» What you are asked to do
Find the lines below that contain the string "different". Copy each one.

» Material for the task
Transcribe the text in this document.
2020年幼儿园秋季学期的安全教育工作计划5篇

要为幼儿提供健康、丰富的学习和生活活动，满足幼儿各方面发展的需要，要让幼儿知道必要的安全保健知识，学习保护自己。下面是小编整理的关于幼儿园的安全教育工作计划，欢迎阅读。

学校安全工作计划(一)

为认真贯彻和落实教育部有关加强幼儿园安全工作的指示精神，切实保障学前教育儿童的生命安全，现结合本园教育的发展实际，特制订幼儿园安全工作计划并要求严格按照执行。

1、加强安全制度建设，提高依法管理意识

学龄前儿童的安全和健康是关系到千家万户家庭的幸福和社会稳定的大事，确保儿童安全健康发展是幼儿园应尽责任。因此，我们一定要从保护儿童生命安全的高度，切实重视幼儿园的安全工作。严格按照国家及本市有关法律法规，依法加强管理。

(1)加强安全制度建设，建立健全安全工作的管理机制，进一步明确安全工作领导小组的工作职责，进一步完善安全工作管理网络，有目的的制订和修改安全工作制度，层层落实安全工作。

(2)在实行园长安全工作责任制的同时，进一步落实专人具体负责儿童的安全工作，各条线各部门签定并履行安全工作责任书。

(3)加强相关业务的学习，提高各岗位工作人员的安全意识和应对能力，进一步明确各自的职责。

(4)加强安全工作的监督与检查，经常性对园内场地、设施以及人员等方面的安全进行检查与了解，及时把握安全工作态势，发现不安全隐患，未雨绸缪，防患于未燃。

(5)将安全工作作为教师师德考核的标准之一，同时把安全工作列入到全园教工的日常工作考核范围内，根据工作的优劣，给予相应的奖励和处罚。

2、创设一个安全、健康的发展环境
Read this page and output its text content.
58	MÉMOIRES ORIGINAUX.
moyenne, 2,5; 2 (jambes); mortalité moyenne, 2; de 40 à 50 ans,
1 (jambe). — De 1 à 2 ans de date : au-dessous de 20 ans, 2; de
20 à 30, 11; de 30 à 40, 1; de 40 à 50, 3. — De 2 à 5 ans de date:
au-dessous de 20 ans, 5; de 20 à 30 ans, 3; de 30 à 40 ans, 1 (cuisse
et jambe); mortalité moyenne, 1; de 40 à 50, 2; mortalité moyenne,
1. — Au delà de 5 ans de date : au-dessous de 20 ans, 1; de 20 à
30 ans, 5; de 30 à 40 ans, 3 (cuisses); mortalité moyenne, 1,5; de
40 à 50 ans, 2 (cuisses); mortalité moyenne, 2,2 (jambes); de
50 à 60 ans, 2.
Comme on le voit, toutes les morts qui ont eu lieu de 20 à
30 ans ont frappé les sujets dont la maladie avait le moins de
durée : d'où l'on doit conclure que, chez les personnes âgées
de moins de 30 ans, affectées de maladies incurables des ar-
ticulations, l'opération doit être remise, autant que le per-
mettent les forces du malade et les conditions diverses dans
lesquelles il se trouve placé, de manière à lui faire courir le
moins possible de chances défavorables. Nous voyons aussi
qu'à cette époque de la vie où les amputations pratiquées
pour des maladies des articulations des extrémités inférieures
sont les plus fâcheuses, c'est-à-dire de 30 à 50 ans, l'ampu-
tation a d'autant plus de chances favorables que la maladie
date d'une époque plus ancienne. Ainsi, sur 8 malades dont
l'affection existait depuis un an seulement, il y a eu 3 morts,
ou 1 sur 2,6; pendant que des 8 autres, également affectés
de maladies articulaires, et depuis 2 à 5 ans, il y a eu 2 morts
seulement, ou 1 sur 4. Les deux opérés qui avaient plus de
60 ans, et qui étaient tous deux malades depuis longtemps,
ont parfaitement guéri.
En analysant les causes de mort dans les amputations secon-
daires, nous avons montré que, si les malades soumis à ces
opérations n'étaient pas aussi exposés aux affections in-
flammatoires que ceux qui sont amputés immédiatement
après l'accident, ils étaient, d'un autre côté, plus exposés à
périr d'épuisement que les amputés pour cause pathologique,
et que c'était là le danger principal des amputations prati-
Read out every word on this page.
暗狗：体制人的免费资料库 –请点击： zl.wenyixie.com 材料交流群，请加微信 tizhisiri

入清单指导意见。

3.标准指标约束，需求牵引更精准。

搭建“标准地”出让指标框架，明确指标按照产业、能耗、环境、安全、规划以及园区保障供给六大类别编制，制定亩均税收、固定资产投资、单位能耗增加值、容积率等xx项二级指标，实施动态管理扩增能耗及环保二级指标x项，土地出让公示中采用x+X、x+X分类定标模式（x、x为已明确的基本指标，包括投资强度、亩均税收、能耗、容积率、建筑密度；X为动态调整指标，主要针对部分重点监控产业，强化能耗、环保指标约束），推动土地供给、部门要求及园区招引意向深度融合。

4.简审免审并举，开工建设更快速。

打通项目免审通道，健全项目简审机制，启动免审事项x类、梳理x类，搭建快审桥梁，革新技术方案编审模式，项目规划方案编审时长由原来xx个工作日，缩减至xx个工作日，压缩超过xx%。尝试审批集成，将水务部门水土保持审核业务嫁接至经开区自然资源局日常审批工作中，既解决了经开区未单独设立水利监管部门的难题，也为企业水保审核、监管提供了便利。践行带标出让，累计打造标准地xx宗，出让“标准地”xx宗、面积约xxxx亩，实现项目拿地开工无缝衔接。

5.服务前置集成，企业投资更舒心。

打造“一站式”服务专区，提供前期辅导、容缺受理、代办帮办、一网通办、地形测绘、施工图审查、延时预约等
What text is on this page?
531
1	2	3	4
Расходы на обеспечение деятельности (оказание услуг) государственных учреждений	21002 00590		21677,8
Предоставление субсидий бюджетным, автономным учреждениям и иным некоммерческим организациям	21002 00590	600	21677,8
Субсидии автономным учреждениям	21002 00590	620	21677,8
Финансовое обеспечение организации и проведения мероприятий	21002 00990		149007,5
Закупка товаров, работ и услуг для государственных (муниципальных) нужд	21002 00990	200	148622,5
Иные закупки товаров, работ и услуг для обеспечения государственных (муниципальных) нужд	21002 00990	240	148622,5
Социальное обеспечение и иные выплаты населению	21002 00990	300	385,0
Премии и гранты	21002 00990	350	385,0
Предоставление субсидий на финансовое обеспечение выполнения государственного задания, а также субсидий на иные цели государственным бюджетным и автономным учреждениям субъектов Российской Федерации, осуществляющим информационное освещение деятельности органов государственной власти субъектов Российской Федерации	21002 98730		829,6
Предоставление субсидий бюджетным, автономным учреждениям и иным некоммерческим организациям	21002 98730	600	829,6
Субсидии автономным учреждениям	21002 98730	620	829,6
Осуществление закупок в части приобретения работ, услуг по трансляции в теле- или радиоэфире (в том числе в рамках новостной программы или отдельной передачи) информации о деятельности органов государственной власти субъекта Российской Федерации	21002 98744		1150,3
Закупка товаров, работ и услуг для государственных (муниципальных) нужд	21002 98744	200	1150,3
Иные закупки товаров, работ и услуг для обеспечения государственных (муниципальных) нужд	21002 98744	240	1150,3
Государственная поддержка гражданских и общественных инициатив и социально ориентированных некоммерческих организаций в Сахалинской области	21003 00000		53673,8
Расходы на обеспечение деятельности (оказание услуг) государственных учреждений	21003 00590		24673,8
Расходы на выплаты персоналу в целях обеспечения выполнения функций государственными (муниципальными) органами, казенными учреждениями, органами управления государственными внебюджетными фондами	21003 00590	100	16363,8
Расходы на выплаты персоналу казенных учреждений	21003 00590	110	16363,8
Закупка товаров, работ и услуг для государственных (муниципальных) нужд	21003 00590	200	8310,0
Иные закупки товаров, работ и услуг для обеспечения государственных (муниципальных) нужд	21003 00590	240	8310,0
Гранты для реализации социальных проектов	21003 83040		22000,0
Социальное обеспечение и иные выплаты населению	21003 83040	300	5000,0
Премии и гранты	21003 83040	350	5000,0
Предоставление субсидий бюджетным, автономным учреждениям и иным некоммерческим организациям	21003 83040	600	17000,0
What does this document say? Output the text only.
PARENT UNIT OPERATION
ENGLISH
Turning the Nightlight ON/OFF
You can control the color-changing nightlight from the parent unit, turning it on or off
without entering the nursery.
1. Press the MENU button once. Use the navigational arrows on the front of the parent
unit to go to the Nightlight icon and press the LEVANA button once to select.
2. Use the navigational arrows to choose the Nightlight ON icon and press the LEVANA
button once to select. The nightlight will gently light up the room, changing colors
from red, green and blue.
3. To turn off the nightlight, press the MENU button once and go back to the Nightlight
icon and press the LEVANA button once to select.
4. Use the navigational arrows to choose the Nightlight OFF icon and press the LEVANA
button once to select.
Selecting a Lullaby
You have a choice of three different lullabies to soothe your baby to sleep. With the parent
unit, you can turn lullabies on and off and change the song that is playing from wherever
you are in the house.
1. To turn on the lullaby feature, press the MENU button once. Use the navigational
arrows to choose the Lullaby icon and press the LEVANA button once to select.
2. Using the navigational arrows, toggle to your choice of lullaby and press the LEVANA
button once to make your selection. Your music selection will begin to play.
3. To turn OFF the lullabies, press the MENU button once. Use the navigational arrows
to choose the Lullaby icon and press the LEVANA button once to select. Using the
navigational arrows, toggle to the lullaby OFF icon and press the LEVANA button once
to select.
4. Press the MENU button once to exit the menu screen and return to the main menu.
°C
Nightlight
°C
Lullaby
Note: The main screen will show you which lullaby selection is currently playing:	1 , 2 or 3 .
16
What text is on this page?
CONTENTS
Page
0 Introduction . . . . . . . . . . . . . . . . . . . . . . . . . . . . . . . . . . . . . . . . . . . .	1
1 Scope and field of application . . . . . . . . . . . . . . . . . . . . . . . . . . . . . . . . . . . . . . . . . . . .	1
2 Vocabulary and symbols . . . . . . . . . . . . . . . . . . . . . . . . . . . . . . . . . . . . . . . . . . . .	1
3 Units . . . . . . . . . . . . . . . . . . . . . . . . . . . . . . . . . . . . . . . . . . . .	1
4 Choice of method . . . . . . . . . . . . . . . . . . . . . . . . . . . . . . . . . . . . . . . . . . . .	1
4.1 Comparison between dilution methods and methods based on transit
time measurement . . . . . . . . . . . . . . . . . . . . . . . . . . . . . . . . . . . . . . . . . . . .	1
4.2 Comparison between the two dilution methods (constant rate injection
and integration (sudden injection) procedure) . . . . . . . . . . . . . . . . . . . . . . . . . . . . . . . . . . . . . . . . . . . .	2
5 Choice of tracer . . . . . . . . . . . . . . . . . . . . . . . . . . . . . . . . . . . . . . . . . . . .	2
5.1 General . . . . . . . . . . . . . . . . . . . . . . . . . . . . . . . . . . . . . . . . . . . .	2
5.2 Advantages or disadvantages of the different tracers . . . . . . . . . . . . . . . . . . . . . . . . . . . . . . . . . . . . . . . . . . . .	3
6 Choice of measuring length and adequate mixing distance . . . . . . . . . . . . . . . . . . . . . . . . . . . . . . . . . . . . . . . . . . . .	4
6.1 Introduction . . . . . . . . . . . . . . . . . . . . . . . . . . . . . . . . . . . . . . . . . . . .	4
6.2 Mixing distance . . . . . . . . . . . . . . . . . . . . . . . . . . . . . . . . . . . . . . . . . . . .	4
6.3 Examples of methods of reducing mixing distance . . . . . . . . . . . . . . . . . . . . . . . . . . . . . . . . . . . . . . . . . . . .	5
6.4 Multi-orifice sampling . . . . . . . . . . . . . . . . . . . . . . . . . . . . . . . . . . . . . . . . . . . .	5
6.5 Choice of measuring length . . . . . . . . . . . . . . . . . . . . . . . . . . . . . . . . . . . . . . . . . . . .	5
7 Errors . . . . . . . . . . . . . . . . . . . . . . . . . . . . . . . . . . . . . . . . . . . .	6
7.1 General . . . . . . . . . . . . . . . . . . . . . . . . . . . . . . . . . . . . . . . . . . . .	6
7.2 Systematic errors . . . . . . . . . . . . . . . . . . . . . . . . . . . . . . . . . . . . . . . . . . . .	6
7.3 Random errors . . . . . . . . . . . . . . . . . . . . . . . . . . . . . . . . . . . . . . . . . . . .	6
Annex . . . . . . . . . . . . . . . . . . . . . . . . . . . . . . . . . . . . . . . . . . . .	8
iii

» Result for this task
You have a choice of three different lullabies to soothe your baby to sleep. With the parent
5.2 Advantages or disadvantages of the different tracers . . . . . . . . . . . . . . . . . . . . . . . . . . . . . . . . . . . . . . . . . . . .	3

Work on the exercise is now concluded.